◆ **Kutipan Teks**:
ERA.id - Pemilihan Kepala Daerah (Pilkada) serentak 2024 kembali menjadi perdebatan. Dalam Rancangan Undang-Undang Pemilihan Umum (RUU Pemilu) yang sedang dibahas oleh DPR RI, Pilkada diusulkan agar digelar pada tahun 2022 dan 2023.
Pendiri lembaga survei Saiful Mujani Research and Consulting (SMRC) Saiful Mujani menilai, Pemilu nasional dan Pilkada digelar secara serentak merupakan penumpukan konflik dan berisiko. Seperti diketahui, dalam UU Pilkada dan UU Pemilu yang berlaku, pada 2024 akan dilaksanakan Pilkada, Pileg, dan Pilpres di tahun yang sama.

◆ **Data yang Diberikan**:
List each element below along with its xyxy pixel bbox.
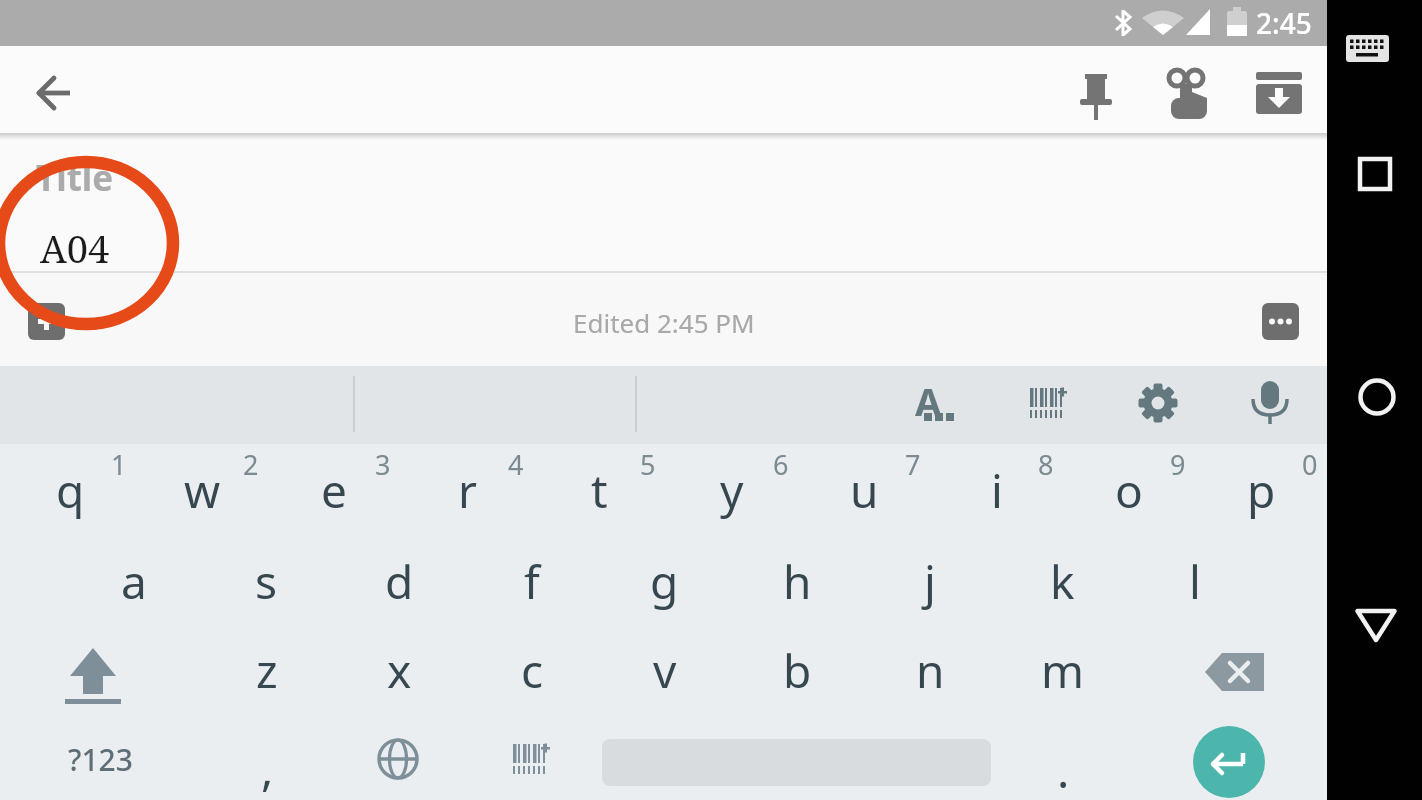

◆ **Daftar Tugas**:
A: Apakah setiap pernyataan berikut sesuai dengan teks tentang Pilkada serentak? Jawab ya atau tidak, lalu kutip kata-kata teks yang menentukan. (i) Dalam RUU Pemilu, Pilkada diusulkan digelar pada tahun 2022 dan 2023. (ii) Saiful Mujani adalah pendiri SMRC. (iii) Menurut UU yang berlaku, Pilkada dan Pilpres akan digelar pada tahun yang berbeda.
B: Menurut teks tentang Pilkada serentak, lembaga apa yang sedang membahas RUU Pemilu?
C: Sambung teks tentang Pilkada serentak, mulai setelah kalimat terakhirnya.

◆ **Jawaban Latihan**:
A:
(i) Ya: "Pilkada diusulkan agar digelar pada tahun 2022 dan 2023"
(ii) Ya: "Pendiri lembaga survei Saiful Mujani Research and Consulting (SMRC) Saiful Mujani"
(iii) Tidak: "pada 2024 akan dilaksanakan Pilkada, Pileg, dan Pilpres di tahun yang sama"

B: DPR RI.

C:
"Konflik politik karena perbedaan kepentingan adalah normal. Yang harus dilakukan adalah mengelolanya supaya tidak menjadi kekerasan. Demokrasi adalah satu cara untuk tujuan itu. Pemilu/pilkada dilakukan serempak adalah bentuk penumpukan konflik dan beresiko," ujar Saiful Mujani dalam keterangannya dikutip pada Senin (1/2/2021).
"Sebaiknya konflik dikelola dengan mendistribusikannya menurut tempat dan waktu sehingga risiko bahaya dapat ditekan dan lebih managable sesuai dengan kemampuan kita," imbuhnya.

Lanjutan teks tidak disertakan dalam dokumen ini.